◆ STATED PROBLEM
Leave the pictures out. Return all other data exactly.
-- MATERIAL SUPPLIED start --
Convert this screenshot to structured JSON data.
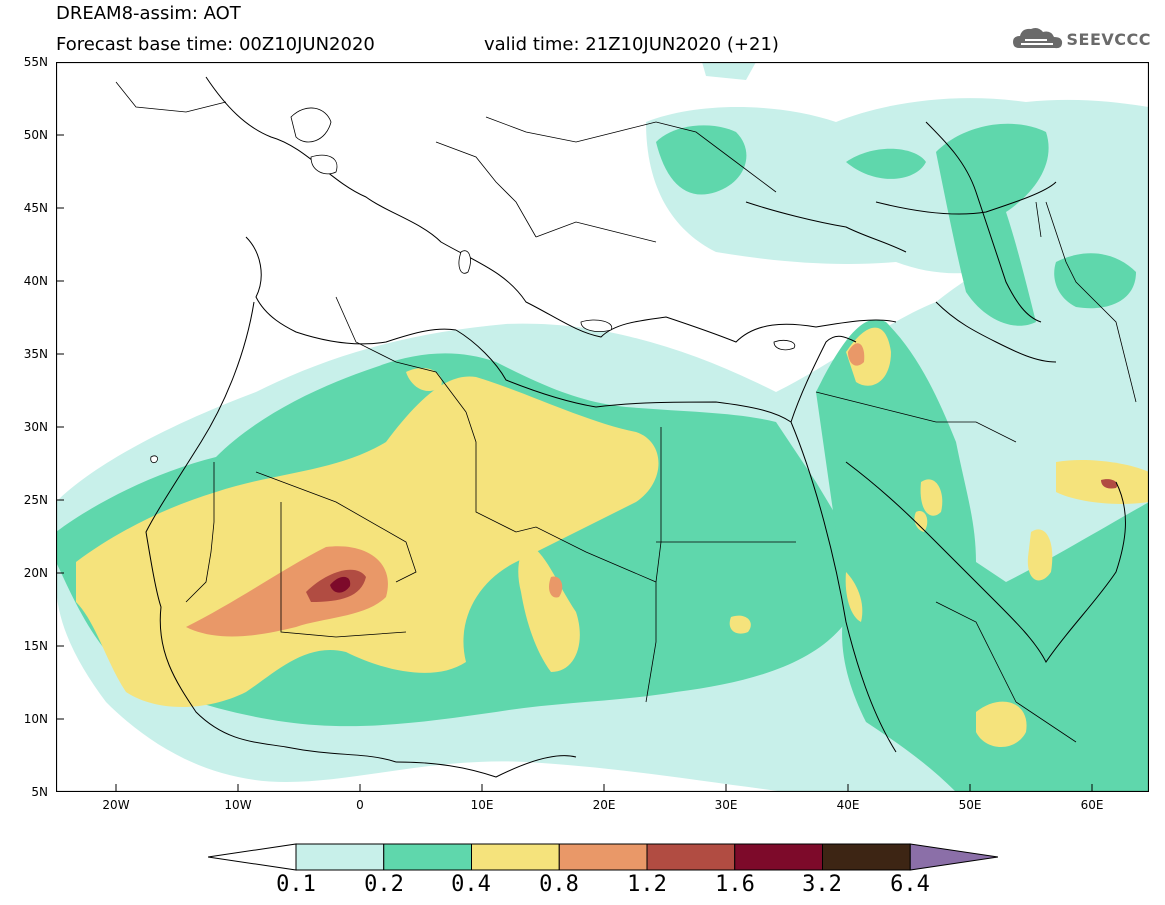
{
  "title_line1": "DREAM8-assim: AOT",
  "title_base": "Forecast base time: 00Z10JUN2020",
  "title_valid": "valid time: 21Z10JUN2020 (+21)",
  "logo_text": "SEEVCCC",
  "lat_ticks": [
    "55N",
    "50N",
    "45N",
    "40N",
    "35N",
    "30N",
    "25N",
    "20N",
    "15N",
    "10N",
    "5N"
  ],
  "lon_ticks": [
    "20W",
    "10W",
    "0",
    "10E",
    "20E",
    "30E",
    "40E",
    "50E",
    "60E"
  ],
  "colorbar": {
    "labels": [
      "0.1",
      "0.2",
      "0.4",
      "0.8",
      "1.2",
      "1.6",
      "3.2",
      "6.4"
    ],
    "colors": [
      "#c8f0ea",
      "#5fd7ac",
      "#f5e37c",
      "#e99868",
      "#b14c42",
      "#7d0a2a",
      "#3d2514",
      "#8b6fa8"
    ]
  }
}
-- MATERIAL SUPPLIED end --
◆ OUTPUT BELOW
Convert this screenshot to structured JSON data.
{
  "title_line1": "DREAM8-assim: AOT",
  "title_base": "Forecast base time: 00Z10JUN2020",
  "title_valid": "valid time: 21Z10JUN2020 (+21)",
  "logo_text": "SEEVCCC",
  "lat_ticks": [
    "55N",
    "50N",
    "45N",
    "40N",
    "35N",
    "30N",
    "25N",
    "20N",
    "15N",
    "10N",
    "5N"
  ],
  "lon_ticks": [
    "20W",
    "10W",
    "0",
    "10E",
    "20E",
    "30E",
    "40E",
    "50E",
    "60E"
  ],
  "colorbar": {
    "labels": [
      "0.1",
      "0.2",
      "0.4",
      "0.8",
      "1.2",
      "1.6",
      "3.2",
      "6.4"
    ],
    "colors": [
      "#c8f0ea",
      "#5fd7ac",
      "#f5e37c",
      "#e99868",
      "#b14c42",
      "#7d0a2a",
      "#3d2514",
      "#8b6fa8"
    ]
  }
}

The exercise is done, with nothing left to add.